Exercise task »
Below are some records: retype them all exactly, but not the pictures.

⁂

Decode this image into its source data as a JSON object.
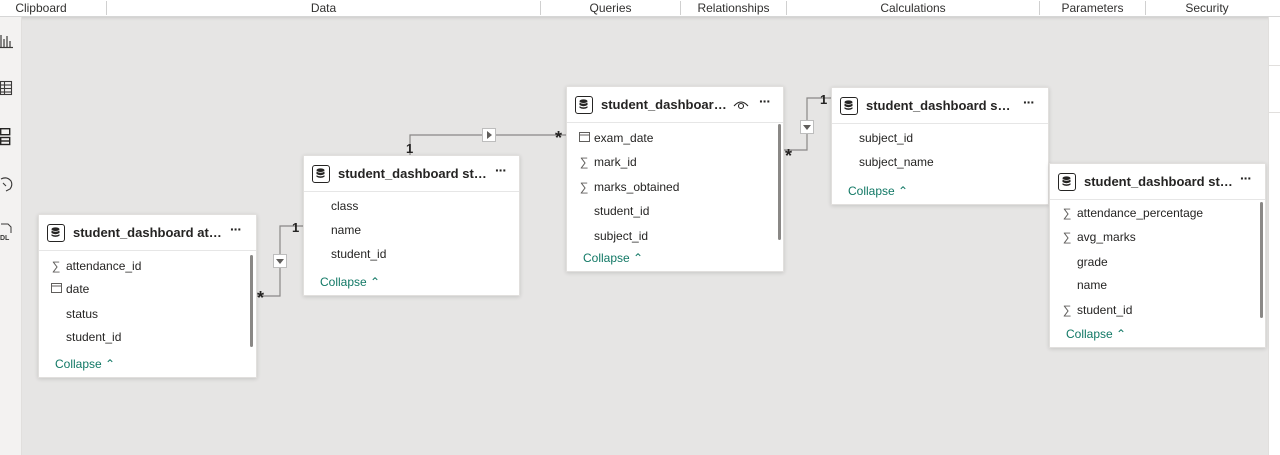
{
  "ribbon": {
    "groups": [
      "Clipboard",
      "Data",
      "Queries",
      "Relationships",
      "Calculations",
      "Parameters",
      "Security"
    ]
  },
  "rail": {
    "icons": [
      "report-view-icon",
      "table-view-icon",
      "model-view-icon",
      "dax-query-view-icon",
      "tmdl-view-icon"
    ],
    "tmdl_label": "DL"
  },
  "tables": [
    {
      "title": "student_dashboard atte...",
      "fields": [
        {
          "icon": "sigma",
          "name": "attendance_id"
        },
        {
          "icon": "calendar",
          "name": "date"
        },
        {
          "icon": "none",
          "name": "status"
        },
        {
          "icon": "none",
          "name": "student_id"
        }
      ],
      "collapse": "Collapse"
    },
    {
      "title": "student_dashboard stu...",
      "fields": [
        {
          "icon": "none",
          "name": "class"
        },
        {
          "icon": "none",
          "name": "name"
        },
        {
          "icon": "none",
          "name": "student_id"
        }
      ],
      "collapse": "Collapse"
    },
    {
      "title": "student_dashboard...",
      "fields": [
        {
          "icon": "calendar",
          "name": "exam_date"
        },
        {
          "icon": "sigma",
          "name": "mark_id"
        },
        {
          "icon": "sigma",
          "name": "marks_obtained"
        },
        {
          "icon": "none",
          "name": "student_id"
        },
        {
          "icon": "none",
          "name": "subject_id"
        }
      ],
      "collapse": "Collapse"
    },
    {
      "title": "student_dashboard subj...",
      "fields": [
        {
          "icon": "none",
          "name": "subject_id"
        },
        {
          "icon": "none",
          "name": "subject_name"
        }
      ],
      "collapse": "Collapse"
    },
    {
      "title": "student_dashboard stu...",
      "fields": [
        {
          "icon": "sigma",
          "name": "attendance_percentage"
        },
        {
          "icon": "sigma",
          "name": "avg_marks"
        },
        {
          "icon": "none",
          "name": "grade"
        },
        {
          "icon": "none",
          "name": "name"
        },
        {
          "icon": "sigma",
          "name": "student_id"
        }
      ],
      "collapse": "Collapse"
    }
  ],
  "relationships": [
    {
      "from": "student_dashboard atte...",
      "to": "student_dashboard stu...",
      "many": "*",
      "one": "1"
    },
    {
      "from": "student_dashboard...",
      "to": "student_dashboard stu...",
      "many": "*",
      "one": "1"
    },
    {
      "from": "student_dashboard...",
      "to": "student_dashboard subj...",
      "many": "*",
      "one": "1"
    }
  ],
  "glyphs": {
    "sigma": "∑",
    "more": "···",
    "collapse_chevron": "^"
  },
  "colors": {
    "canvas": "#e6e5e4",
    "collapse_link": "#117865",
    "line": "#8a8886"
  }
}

⁂

The completed task »
Decode this image into its source data as a JSON object.
{
  "ribbon": {
    "groups": [
      "Clipboard",
      "Data",
      "Queries",
      "Relationships",
      "Calculations",
      "Parameters",
      "Security"
    ]
  },
  "rail": {
    "icons": [
      "report-view-icon",
      "table-view-icon",
      "model-view-icon",
      "dax-query-view-icon",
      "tmdl-view-icon"
    ],
    "tmdl_label": "DL"
  },
  "tables": [
    {
      "title": "student_dashboard atte...",
      "fields": [
        {
          "icon": "sigma",
          "name": "attendance_id"
        },
        {
          "icon": "calendar",
          "name": "date"
        },
        {
          "icon": "none",
          "name": "status"
        },
        {
          "icon": "none",
          "name": "student_id"
        }
      ],
      "collapse": "Collapse"
    },
    {
      "title": "student_dashboard stu...",
      "fields": [
        {
          "icon": "none",
          "name": "class"
        },
        {
          "icon": "none",
          "name": "name"
        },
        {
          "icon": "none",
          "name": "student_id"
        }
      ],
      "collapse": "Collapse"
    },
    {
      "title": "student_dashboard...",
      "fields": [
        {
          "icon": "calendar",
          "name": "exam_date"
        },
        {
          "icon": "sigma",
          "name": "mark_id"
        },
        {
          "icon": "sigma",
          "name": "marks_obtained"
        },
        {
          "icon": "none",
          "name": "student_id"
        },
        {
          "icon": "none",
          "name": "subject_id"
        }
      ],
      "collapse": "Collapse"
    },
    {
      "title": "student_dashboard subj...",
      "fields": [
        {
          "icon": "none",
          "name": "subject_id"
        },
        {
          "icon": "none",
          "name": "subject_name"
        }
      ],
      "collapse": "Collapse"
    },
    {
      "title": "student_dashboard stu...",
      "fields": [
        {
          "icon": "sigma",
          "name": "attendance_percentage"
        },
        {
          "icon": "sigma",
          "name": "avg_marks"
        },
        {
          "icon": "none",
          "name": "grade"
        },
        {
          "icon": "none",
          "name": "name"
        },
        {
          "icon": "sigma",
          "name": "student_id"
        }
      ],
      "collapse": "Collapse"
    }
  ],
  "relationships": [
    {
      "from": "student_dashboard atte...",
      "to": "student_dashboard stu...",
      "many": "*",
      "one": "1"
    },
    {
      "from": "student_dashboard...",
      "to": "student_dashboard stu...",
      "many": "*",
      "one": "1"
    },
    {
      "from": "student_dashboard...",
      "to": "student_dashboard subj...",
      "many": "*",
      "one": "1"
    }
  ],
  "glyphs": {
    "sigma": "∑",
    "more": "···",
    "collapse_chevron": "^"
  },
  "colors": {
    "canvas": "#e6e5e4",
    "collapse_link": "#117865",
    "line": "#8a8886"
  }
}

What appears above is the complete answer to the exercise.